POST /_data_stream/_migrate/<ALIAS>

This API endpoint upgrades an index alias to a data stream. The upgrade involves specific modifications to the index's mapping, enabling data streams to utilize their full capabilities. At the time of writing, this migration capability does not exist in OpenSearch.

Data Streams’ Limitations and Ways to Get Around Them

Despite their many advantages, data streams are not the best fit for every use case. Some of their limitations are detailed below:

Frequently Updated Data

When you require the existing documents in a cluster to be updated frequently, data streams are not the best option. Data streams are primarily meant for document creation and block update operations for old data (except update by query). So, for data that needs to be frequently updated, a write alias, for example, might work better than a data stream.

Non-Time-Series Data

Data streams are only a good fit for time series data and must contain a timestamp field. So, don't opt for data streams if you are not using a timestamp field to organize and search the data. Instead, you should organize your data to consider the other attributes you will use for searching. For instance, if you have several customers and the data distributes nicely between them, you could separate indices by customer IDs or groups of customer IDs.

**Records:**
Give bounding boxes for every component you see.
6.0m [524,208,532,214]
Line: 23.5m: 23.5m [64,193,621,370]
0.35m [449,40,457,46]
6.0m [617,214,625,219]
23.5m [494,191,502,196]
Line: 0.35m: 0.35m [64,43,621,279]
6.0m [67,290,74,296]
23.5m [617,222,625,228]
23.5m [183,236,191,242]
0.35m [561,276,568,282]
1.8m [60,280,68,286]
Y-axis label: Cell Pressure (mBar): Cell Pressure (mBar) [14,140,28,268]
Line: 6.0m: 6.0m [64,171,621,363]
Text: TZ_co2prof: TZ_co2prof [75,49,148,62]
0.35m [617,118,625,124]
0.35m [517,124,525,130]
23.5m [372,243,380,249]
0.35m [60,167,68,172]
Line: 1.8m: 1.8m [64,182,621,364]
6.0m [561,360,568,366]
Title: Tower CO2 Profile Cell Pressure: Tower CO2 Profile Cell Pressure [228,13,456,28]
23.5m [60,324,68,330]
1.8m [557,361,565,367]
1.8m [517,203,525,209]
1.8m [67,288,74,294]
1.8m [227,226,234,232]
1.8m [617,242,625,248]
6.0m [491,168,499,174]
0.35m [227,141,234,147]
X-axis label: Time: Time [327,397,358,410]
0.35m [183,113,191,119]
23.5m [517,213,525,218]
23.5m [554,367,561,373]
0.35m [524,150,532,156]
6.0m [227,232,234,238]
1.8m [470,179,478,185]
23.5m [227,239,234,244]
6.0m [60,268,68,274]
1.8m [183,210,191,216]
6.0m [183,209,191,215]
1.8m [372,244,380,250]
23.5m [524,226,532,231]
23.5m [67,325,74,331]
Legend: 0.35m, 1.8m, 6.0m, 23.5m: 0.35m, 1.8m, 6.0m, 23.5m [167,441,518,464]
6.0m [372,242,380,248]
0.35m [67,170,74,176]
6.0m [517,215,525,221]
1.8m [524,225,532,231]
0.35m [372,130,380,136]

**What is expected:** Render this sentence from the data streams text in Spanish: "Data streams are only a good fit for time series data and must contain a timestamp field." The rows have nothing to do with the data streams text.

**Answer for this exercise:** Los flujos de datos solo son adecuados para datos de series temporales y deben contener un campo de marca de tiempo.